The mechanism, which Secretary to the Treasury Felix Nkulukusa referred to as a “rainy day” fund, is intended to capture state mining revenues expected to surge with production rising to a record at a time when prices hover near all-time highs. Mineral revenues above what was budgeted for the year will flow into the account.

“That differential will not be immediately used in the budget,” Nkulukusa said in an interview on Tuesday in Cape Town, where he was attending the African Markets Conference. “So that the time that we will have challenges on the price and the budget, we will then be able to use those revenues to smoothen the budget process.”

The government will complete the fund’s framework this year, after which it can start depositing surplus cash, he said.

The International Monetary Fund, meanwhile, said in a report this month that the government should prioritize introducing a fiscal rule and accelerate public financial management reforms.

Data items

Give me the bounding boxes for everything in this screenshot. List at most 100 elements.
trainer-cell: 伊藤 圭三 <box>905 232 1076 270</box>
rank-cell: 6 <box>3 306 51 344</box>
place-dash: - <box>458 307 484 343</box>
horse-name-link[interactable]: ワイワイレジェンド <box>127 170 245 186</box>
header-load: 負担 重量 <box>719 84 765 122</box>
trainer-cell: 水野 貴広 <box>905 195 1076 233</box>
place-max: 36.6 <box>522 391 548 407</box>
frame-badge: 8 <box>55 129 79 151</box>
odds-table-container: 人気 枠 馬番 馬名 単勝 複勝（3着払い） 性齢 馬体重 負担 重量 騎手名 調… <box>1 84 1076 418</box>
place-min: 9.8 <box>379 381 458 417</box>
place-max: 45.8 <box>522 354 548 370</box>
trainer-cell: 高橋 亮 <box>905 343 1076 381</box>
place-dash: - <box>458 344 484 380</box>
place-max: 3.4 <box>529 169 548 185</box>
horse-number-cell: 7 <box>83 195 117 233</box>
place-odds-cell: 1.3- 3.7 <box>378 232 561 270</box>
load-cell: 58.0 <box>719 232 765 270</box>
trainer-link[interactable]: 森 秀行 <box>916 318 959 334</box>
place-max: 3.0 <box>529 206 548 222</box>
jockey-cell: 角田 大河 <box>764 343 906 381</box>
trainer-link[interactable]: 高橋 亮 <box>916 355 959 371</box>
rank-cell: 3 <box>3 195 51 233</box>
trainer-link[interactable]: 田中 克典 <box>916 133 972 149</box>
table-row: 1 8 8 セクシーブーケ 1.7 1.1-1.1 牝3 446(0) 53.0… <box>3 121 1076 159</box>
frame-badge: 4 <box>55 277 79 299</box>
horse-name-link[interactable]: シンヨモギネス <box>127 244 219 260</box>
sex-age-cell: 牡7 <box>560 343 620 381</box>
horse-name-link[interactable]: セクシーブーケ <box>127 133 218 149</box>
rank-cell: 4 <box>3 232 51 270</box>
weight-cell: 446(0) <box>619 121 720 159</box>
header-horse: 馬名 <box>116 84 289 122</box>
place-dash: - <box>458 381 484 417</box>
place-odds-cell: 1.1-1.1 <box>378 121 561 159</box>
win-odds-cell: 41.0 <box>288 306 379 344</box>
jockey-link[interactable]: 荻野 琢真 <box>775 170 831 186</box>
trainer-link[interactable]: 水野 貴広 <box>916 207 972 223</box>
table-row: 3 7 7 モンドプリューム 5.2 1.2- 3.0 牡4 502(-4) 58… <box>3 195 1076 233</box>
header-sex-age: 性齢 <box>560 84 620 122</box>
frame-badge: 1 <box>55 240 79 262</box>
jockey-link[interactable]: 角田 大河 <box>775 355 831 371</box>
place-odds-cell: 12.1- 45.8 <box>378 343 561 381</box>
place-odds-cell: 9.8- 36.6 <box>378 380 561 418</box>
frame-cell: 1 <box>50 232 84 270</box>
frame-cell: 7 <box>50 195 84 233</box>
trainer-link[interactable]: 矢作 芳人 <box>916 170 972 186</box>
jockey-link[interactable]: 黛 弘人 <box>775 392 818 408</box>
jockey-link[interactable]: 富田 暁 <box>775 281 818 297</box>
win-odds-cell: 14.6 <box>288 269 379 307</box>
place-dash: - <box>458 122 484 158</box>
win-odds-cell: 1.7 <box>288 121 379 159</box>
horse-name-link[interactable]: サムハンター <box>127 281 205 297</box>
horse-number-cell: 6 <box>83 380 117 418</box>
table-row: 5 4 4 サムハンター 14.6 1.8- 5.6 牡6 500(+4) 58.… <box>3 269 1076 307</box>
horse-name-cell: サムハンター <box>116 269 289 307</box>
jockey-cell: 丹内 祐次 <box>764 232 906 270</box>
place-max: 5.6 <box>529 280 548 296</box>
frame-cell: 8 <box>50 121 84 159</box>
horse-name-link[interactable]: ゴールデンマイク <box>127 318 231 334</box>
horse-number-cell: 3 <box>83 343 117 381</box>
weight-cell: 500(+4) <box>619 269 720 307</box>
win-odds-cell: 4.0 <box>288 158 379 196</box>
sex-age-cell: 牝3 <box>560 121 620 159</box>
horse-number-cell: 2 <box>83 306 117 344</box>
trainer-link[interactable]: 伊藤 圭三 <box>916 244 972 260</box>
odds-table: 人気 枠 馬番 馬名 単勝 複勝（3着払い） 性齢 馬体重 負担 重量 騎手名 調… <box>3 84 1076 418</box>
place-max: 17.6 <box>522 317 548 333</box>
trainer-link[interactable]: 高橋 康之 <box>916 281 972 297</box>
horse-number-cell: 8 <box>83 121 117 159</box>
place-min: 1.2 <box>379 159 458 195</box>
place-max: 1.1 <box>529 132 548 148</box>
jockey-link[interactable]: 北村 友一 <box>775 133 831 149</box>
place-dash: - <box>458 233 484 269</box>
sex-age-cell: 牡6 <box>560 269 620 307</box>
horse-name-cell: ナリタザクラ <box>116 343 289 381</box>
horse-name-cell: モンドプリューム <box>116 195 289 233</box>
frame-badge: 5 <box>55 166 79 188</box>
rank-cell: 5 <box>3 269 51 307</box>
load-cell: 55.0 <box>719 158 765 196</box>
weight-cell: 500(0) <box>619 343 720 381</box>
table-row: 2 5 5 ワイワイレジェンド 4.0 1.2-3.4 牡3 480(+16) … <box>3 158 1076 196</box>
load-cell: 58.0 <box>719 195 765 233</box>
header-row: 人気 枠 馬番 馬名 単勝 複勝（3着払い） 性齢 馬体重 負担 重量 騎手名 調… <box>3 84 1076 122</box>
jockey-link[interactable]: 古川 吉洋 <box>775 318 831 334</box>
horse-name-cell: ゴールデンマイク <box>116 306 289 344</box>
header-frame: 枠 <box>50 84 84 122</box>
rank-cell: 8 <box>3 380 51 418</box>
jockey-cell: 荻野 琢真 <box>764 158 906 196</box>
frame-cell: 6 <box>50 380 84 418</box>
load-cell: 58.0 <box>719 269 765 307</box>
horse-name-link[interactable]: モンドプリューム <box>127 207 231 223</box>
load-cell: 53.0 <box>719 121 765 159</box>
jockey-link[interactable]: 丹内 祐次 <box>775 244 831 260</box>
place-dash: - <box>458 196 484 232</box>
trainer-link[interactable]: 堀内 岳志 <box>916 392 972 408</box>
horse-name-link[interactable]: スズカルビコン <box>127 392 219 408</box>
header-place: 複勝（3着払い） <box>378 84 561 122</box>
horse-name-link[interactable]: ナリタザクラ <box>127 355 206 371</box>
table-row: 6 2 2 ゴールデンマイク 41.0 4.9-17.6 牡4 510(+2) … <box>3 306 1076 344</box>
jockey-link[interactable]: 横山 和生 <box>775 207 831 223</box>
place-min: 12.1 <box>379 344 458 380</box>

What to work on:
A) Duplicate the part of the rainy day fund text between "The mechanism, which" and "into the account.", inclusive.
B) Pick up the text on the rainy day fund after its final sentence and continue writing it.

Results of the tasks:
A)
The mechanism, which Secretary to the Treasury Felix Nkulukusa referred to as a “rainy day” fund, is intended to capture state mining revenues expected to surge with production rising to a record at a time when prices hover near all-time highs. Mineral revenues above what was budgeted for the year will flow into the account.

B)
Yet constraints such as a fiscal rule would be politically difficult to implement ahead of the general elections scheduled for August, said Nkulukusa, who added the stabilization fund is essentially “the same thing” when looking at the outcomes.

“The stabilization fund is saying even before we go to the fiscal rule, can we start preparing ourselves?” Nkulukusa said. “It’s not an issue of either or. It’s an issue of sequencing.”

Zambia is seeking a fresh IMF program after successfully completing the prior one in January. A mission from the Washington-based lender arrives in Lusaka, the capital, on Wednesday for early talks. The two sides will only be able to finalize any deal after the vote, according to Finance Minister Situmbeko Musokotwane.

Zambia, which in 2020 became Africa’s first pandemic-era sovereign defaulter, has staged a strong economic comeback after restructuring its external debt and pushing through reforms. Those decisions are now paying off, just as global demand for copper soars, along with local production of the metal.

Its currency is the world’s best performer against the dollar this year, offshore investors are piling into its domestic government bonds, and the local stock market index ranks among the top four gainers globally over the past 12 months.